(Records from a collection of figures)
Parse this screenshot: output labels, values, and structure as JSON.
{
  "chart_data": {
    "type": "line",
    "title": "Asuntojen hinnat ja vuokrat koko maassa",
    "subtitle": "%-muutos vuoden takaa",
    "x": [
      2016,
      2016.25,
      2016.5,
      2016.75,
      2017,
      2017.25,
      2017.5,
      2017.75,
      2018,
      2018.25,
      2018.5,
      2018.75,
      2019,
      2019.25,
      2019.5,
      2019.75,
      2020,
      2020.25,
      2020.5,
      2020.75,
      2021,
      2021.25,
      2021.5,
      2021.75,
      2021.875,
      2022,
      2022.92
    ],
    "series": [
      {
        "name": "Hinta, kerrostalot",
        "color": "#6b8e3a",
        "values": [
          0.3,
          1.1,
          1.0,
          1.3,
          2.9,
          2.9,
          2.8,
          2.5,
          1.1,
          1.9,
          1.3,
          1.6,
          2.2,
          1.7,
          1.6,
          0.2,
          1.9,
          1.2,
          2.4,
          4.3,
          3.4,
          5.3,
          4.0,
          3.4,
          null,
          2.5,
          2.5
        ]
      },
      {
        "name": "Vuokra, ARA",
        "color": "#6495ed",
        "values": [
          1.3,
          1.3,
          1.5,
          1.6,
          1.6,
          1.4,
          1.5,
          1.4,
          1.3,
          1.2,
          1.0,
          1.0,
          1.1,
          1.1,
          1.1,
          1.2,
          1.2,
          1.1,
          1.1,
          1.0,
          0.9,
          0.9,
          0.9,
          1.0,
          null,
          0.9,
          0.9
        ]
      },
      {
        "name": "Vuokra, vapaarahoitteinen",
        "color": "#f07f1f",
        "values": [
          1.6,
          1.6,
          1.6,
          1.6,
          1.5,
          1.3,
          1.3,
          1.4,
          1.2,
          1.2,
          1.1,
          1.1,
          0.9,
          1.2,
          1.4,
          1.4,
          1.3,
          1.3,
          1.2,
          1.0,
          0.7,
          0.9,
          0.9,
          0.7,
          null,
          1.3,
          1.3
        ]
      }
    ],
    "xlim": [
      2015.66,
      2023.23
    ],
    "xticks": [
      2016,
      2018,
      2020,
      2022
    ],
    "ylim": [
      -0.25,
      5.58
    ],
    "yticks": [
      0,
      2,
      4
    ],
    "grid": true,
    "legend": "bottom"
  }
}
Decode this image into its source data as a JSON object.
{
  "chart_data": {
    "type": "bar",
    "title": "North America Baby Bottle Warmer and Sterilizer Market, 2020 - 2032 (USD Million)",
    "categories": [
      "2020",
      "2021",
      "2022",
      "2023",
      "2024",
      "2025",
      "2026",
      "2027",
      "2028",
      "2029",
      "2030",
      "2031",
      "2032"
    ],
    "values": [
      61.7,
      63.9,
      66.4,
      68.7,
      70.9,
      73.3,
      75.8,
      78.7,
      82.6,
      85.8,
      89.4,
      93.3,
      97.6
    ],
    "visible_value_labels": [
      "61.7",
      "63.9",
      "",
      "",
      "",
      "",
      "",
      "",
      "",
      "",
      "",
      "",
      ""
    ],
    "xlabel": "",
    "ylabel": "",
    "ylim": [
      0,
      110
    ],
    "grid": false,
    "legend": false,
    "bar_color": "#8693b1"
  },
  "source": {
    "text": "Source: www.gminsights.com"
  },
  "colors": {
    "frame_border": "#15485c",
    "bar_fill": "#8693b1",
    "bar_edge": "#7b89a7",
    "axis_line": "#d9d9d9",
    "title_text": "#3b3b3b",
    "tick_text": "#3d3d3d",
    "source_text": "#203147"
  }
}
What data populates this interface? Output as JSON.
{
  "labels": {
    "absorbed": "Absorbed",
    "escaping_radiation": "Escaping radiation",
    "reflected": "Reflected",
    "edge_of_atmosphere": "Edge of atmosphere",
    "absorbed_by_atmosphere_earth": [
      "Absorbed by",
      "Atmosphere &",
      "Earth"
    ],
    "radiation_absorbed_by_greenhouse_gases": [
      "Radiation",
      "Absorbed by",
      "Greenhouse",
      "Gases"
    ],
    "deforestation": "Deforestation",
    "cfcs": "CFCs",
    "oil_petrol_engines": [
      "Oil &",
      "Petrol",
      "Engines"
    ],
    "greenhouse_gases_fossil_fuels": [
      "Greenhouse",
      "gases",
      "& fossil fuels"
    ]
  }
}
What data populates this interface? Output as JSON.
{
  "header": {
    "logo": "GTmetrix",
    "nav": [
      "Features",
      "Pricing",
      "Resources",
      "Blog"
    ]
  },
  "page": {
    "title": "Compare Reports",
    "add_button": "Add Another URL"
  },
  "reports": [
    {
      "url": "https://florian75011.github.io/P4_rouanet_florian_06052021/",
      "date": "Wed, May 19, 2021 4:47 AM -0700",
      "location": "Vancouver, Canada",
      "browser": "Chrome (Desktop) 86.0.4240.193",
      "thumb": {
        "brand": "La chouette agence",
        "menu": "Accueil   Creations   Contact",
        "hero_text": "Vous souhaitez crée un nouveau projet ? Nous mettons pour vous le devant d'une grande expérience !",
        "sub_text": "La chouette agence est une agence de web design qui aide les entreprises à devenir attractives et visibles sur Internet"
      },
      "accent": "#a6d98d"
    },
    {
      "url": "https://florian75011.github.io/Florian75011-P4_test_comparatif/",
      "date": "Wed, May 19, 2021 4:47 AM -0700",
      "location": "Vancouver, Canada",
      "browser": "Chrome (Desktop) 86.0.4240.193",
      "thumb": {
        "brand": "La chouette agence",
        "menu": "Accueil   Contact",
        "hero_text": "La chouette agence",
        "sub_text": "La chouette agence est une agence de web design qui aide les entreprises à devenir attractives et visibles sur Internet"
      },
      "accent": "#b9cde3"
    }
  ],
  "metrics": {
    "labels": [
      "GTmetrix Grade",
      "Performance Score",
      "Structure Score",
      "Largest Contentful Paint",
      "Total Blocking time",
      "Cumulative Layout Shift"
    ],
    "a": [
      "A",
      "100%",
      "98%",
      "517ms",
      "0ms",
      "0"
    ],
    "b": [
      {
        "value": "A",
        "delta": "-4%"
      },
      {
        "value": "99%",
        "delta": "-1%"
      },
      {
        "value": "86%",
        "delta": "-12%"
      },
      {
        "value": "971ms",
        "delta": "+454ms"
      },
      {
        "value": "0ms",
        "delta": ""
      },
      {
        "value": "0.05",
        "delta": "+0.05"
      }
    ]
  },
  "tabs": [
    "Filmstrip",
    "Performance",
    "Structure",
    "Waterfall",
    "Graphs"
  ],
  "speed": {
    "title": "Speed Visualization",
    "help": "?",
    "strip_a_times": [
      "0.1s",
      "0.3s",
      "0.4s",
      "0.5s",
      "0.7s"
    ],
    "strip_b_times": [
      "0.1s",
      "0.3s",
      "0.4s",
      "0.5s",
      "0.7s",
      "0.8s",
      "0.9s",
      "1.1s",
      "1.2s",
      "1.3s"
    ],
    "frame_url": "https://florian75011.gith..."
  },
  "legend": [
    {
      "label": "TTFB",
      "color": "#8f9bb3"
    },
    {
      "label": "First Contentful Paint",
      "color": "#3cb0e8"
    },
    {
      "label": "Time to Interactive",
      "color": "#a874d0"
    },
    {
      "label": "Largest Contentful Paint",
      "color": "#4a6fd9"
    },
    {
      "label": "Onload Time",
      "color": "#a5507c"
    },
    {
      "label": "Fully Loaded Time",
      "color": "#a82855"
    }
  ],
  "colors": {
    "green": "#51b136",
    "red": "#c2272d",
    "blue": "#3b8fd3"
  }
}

◆ Short task
Write out the data exactly as it stands.

◆ Exercise response
Parse this screenshot: output labels, values, and structure as JSON.
{
  "chart_data": {
    "type": "line",
    "title": "Asuntojen hinnat ja vuokrat koko maassa",
    "subtitle": "%-muutos vuoden takaa",
    "x": [
      2016,
      2016.25,
      2016.5,
      2016.75,
      2017,
      2017.25,
      2017.5,
      2017.75,
      2018,
      2018.25,
      2018.5,
      2018.75,
      2019,
      2019.25,
      2019.5,
      2019.75,
      2020,
      2020.25,
      2020.5,
      2020.75,
      2021,
      2021.25,
      2021.5,
      2021.75,
      2021.875,
      2022,
      2022.92
    ],
    "series": [
      {
        "name": "Hinta, kerrostalot",
        "color": "#6b8e3a",
        "values": [
          0.3,
          1.1,
          1.0,
          1.3,
          2.9,
          2.9,
          2.8,
          2.5,
          1.1,
          1.9,
          1.3,
          1.6,
          2.2,
          1.7,
          1.6,
          0.2,
          1.9,
          1.2,
          2.4,
          4.3,
          3.4,
          5.3,
          4.0,
          3.4,
          null,
          2.5,
          2.5
        ]
      },
      {
        "name": "Vuokra, ARA",
        "color": "#6495ed",
        "values": [
          1.3,
          1.3,
          1.5,
          1.6,
          1.6,
          1.4,
          1.5,
          1.4,
          1.3,
          1.2,
          1.0,
          1.0,
          1.1,
          1.1,
          1.1,
          1.2,
          1.2,
          1.1,
          1.1,
          1.0,
          0.9,
          0.9,
          0.9,
          1.0,
          null,
          0.9,
          0.9
        ]
      },
      {
        "name": "Vuokra, vapaarahoitteinen",
        "color": "#f07f1f",
        "values": [
          1.6,
          1.6,
          1.6,
          1.6,
          1.5,
          1.3,
          1.3,
          1.4,
          1.2,
          1.2,
          1.1,
          1.1,
          0.9,
          1.2,
          1.4,
          1.4,
          1.3,
          1.3,
          1.2,
          1.0,
          0.7,
          0.9,
          0.9,
          0.7,
          null,
          1.3,
          1.3
        ]
      }
    ],
    "xlim": [
      2015.66,
      2023.23
    ],
    "xticks": [
      2016,
      2018,
      2020,
      2022
    ],
    "ylim": [
      -0.25,
      5.58
    ],
    "yticks": [
      0,
      2,
      4
    ],
    "grid": true,
    "legend": "bottom"
  }
}
Decode this image into its source data as a JSON object.
{
  "chart_data": {
    "type": "bar",
    "title": "North America Baby Bottle Warmer and Sterilizer Market, 2020 - 2032 (USD Million)",
    "categories": [
      "2020",
      "2021",
      "2022",
      "2023",
      "2024",
      "2025",
      "2026",
      "2027",
      "2028",
      "2029",
      "2030",
      "2031",
      "2032"
    ],
    "values": [
      61.7,
      63.9,
      66.4,
      68.7,
      70.9,
      73.3,
      75.8,
      78.7,
      82.6,
      85.8,
      89.4,
      93.3,
      97.6
    ],
    "visible_value_labels": [
      "61.7",
      "63.9",
      "",
      "",
      "",
      "",
      "",
      "",
      "",
      "",
      "",
      "",
      ""
    ],
    "xlabel": "",
    "ylabel": "",
    "ylim": [
      0,
      110
    ],
    "grid": false,
    "legend": false,
    "bar_color": "#8693b1"
  },
  "source": {
    "text": "Source: www.gminsights.com"
  },
  "colors": {
    "frame_border": "#15485c",
    "bar_fill": "#8693b1",
    "bar_edge": "#7b89a7",
    "axis_line": "#d9d9d9",
    "title_text": "#3b3b3b",
    "tick_text": "#3d3d3d",
    "source_text": "#203147"
  }
}
What data populates this interface? Output as JSON.
{
  "labels": {
    "absorbed": "Absorbed",
    "escaping_radiation": "Escaping radiation",
    "reflected": "Reflected",
    "edge_of_atmosphere": "Edge of atmosphere",
    "absorbed_by_atmosphere_earth": [
      "Absorbed by",
      "Atmosphere &",
      "Earth"
    ],
    "radiation_absorbed_by_greenhouse_gases": [
      "Radiation",
      "Absorbed by",
      "Greenhouse",
      "Gases"
    ],
    "deforestation": "Deforestation",
    "cfcs": "CFCs",
    "oil_petrol_engines": [
      "Oil &",
      "Petrol",
      "Engines"
    ],
    "greenhouse_gases_fossil_fuels": [
      "Greenhouse",
      "gases",
      "& fossil fuels"
    ]
  }
}
What data populates this interface? Output as JSON.
{
  "header": {
    "logo": "GTmetrix",
    "nav": [
      "Features",
      "Pricing",
      "Resources",
      "Blog"
    ]
  },
  "page": {
    "title": "Compare Reports",
    "add_button": "Add Another URL"
  },
  "reports": [
    {
      "url": "https://florian75011.github.io/P4_rouanet_florian_06052021/",
      "date": "Wed, May 19, 2021 4:47 AM -0700",
      "location": "Vancouver, Canada",
      "browser": "Chrome (Desktop) 86.0.4240.193",
      "thumb": {
        "brand": "La chouette agence",
        "menu": "Accueil   Creations   Contact",
        "hero_text": "Vous souhaitez crée un nouveau projet ? Nous mettons pour vous le devant d'une grande expérience !",
        "sub_text": "La chouette agence est une agence de web design qui aide les entreprises à devenir attractives et visibles sur Internet"
      },
      "accent": "#a6d98d"
    },
    {
      "url": "https://florian75011.github.io/Florian75011-P4_test_comparatif/",
      "date": "Wed, May 19, 2021 4:47 AM -0700",
      "location": "Vancouver, Canada",
      "browser": "Chrome (Desktop) 86.0.4240.193",
      "thumb": {
        "brand": "La chouette agence",
        "menu": "Accueil   Contact",
        "hero_text": "La chouette agence",
        "sub_text": "La chouette agence est une agence de web design qui aide les entreprises à devenir attractives et visibles sur Internet"
      },
      "accent": "#b9cde3"
    }
  ],
  "metrics": {
    "labels": [
      "GTmetrix Grade",
      "Performance Score",
      "Structure Score",
      "Largest Contentful Paint",
      "Total Blocking time",
      "Cumulative Layout Shift"
    ],
    "a": [
      "A",
      "100%",
      "98%",
      "517ms",
      "0ms",
      "0"
    ],
    "b": [
      {
        "value": "A",
        "delta": "-4%"
      },
      {
        "value": "99%",
        "delta": "-1%"
      },
      {
        "value": "86%",
        "delta": "-12%"
      },
      {
        "value": "971ms",
        "delta": "+454ms"
      },
      {
        "value": "0ms",
        "delta": ""
      },
      {
        "value": "0.05",
        "delta": "+0.05"
      }
    ]
  },
  "tabs": [
    "Filmstrip",
    "Performance",
    "Structure",
    "Waterfall",
    "Graphs"
  ],
  "speed": {
    "title": "Speed Visualization",
    "help": "?",
    "strip_a_times": [
      "0.1s",
      "0.3s",
      "0.4s",
      "0.5s",
      "0.7s"
    ],
    "strip_b_times": [
      "0.1s",
      "0.3s",
      "0.4s",
      "0.5s",
      "0.7s",
      "0.8s",
      "0.9s",
      "1.1s",
      "1.2s",
      "1.3s"
    ],
    "frame_url": "https://florian75011.gith..."
  },
  "legend": [
    {
      "label": "TTFB",
      "color": "#8f9bb3"
    },
    {
      "label": "First Contentful Paint",
      "color": "#3cb0e8"
    },
    {
      "label": "Time to Interactive",
      "color": "#a874d0"
    },
    {
      "label": "Largest Contentful Paint",
      "color": "#4a6fd9"
    },
    {
      "label": "Onload Time",
      "color": "#a5507c"
    },
    {
      "label": "Fully Loaded Time",
      "color": "#a82855"
    }
  ],
  "colors": {
    "green": "#51b136",
    "red": "#c2272d",
    "blue": "#3b8fd3"
  }
}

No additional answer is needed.